> _Exercises_
(1) Replace "public imagination" with "popular imagination" and write out the essay on Black intelligence from "It was even" up to and including "and wild impulses." with that change.
(2) Carry on the essay about how Black intelligence was denied, starting right after its final sentence.

======== Reading text ========

We always seem to be acknowledged for our seemingly innate ability to set trends, know what’s ‘cool’ or ‘in,’ but
that knack for the perpetually fashionable was never acknowledged as superior aesthetic sensibilities.
Black intelligence was often framed as ‘simulated,’ ‘cheap,’ ‘superficial,’ and ‘artificial.’ Since we were not believed by Europeans to be truly intelligent by the virtue of our alleged ‘savagery’ (used as evidence of our ‘inhumanity’), our intelligence was always suspect when it was spoken of.
Black women in particular were cruelly and particularly ridiculed for lacking intelligence and therefore ‘humanity.’ For those who are not aware, Homo sapiens means “wise man,’ or “man of light.” The defining characteristic of human beings in the field of anthropology is our intelligence or cognitive capacity. Thus, without intelligence it is an easy progression to dehumanization for those deemed sub-human.
It was even casually bandied about that Black females simply lacked the capacity for any inner life at all. By extension, we were festishized (and still are) in the public imagination as edible items for consumption (the terms ebony, caramel and chocolate come readily to mind); dark-skinned collections of barely or rarely tamed animalistic, sexual and wild impulses.
Continuing in the vein of sexualization and fetishization, our orifices; our ‘holes,’ have been prized for everyone expect our selves. Our orifices are prized to birth men, to be penetrated at a man’s whim or to coo soothing phrases to everyone but ourselves and frequently not even for each other.
So, what of the inner life of a ‘n****r’ woman?
Generally, no one thinks too deeply (if at all), about the inner life of their donkey or broom; why should it be otherwise for us; as we were systemically dehumanized to the level of common chattel and property?
Who would have conceived of our intelligence under such horrific circumstances?
However, being the astute cynic and realistic optimist that I am, I find it difficult to believe that Europeans truly believed that Africans were incapable of intelligent thought. The truth was far more insidious-
It is precisely because Europeans were aware of our humanity and the challenge our humanity posed to inhumane and inequitable social systems that they feared the transformative impact education would have on an oppressed person’s psyche. Thus, a concerted effort was made to criminalize the education of enslaved people and propagate a narrative of Black intellect as non-existent and therefore a justification for the abuses heaped upon us due to our alleged ‘subhuman’ nature.
Slave owners made no fuss about their chickens or pigs or horses learning how to read and write; so if Africans truly possessed no capacity for human intellect and the attendant challenge to inhumane systems such an intellect poses, then why resort to such depraved and immoral lengths to ensure slaves remained illiterate and therefore spiritually and mentally impoverished?

======== Rows ========

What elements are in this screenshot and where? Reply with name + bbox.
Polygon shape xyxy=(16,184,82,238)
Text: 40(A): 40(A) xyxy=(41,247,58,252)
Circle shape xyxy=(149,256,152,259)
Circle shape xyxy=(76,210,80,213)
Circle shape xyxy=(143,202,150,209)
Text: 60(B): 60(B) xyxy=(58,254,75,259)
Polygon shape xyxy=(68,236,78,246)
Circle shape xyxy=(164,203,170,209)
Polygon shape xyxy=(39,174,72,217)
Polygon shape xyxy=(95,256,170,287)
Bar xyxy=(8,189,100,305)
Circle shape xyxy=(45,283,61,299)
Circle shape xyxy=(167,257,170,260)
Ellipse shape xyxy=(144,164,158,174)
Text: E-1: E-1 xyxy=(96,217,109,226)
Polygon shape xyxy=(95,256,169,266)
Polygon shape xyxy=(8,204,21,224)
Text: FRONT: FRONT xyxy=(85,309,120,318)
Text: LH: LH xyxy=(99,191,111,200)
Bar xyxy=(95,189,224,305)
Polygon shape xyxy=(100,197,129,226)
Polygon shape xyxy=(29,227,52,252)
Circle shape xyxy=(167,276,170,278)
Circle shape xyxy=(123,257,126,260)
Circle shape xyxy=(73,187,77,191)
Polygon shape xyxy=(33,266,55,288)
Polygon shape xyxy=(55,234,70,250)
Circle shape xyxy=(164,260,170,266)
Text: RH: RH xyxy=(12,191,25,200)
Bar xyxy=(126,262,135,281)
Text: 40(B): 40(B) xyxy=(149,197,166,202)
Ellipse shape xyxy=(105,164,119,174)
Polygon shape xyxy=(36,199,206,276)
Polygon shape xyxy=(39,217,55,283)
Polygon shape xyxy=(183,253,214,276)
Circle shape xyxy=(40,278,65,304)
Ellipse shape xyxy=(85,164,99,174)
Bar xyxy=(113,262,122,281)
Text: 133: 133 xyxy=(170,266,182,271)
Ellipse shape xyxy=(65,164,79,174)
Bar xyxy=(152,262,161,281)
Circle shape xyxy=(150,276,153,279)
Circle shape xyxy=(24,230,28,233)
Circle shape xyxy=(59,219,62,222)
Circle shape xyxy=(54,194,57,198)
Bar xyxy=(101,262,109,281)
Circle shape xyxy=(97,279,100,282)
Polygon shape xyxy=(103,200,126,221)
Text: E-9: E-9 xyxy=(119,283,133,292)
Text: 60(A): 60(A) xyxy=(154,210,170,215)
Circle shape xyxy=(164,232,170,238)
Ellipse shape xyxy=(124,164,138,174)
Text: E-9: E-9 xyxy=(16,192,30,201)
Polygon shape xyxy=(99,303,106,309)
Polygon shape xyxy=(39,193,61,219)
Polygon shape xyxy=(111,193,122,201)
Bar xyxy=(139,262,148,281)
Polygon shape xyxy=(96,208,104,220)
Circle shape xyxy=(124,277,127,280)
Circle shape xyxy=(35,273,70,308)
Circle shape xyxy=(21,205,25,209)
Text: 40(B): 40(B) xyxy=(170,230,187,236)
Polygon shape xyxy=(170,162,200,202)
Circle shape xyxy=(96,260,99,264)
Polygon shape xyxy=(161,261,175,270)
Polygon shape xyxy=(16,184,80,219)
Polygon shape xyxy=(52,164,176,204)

========

> _Task answers_
(1)
It was even casually bandied about that Black females simply lacked the capacity for any inner life at all. By extension, we were festishized (and still are) in the popular imagination as edible items for consumption (the terms ebony, caramel and chocolate come readily to mind); dark-skinned collections of barely or rarely tamed animalistic, sexual and wild impulses.

(2)
Like many aspects of life, the truth is contradictory – whites wished to maintain their beneficial racist social systems by propagating the myth of Black inferiority, meanwhile they forever remained vigilant against the possibilities for insurrection and the destruction of their systems of dominance that Black intelligence posed to a white supremacist social order.
Of course, there remains the looming possibility of Black impotence and caprice, which is the final weapon of a white supremacist society – to weaken and poison Black societies so that even if we are made aware of our fate intellectually, we posses little resources or power to fight our oppression; hence deeply entrenching our despair and hopelessness.
Which brings me to my original statement and intention in writing these reflections – Artificial Intelligence, and the moral and ethical dilemmas created by ‘artificial’ or simulated intelligence, can shed much light on some of our most intransigent and deeply rooted social problems; namely racism and the endurance of white supremacy globally.
The question of the role in which intelligence should play in our society has important ramifications for groups of people who have been historically excluded from Western conceptions of intelligence and therefore denied the fullness of their humanity.
So what of the inner lives of the African descendants of those brought to the Americas and the Caribbean in bondage?
What of the human spark of those long denigrated as subhuman and held as common chattel?
What of our hopes and dreams now?
And ultimately, what of the fact of our shared humanity; of which artificial intelligence supposedly threatens to absolve us of all easy, palatable answers?
What of our shared human heritage is worth fighting for?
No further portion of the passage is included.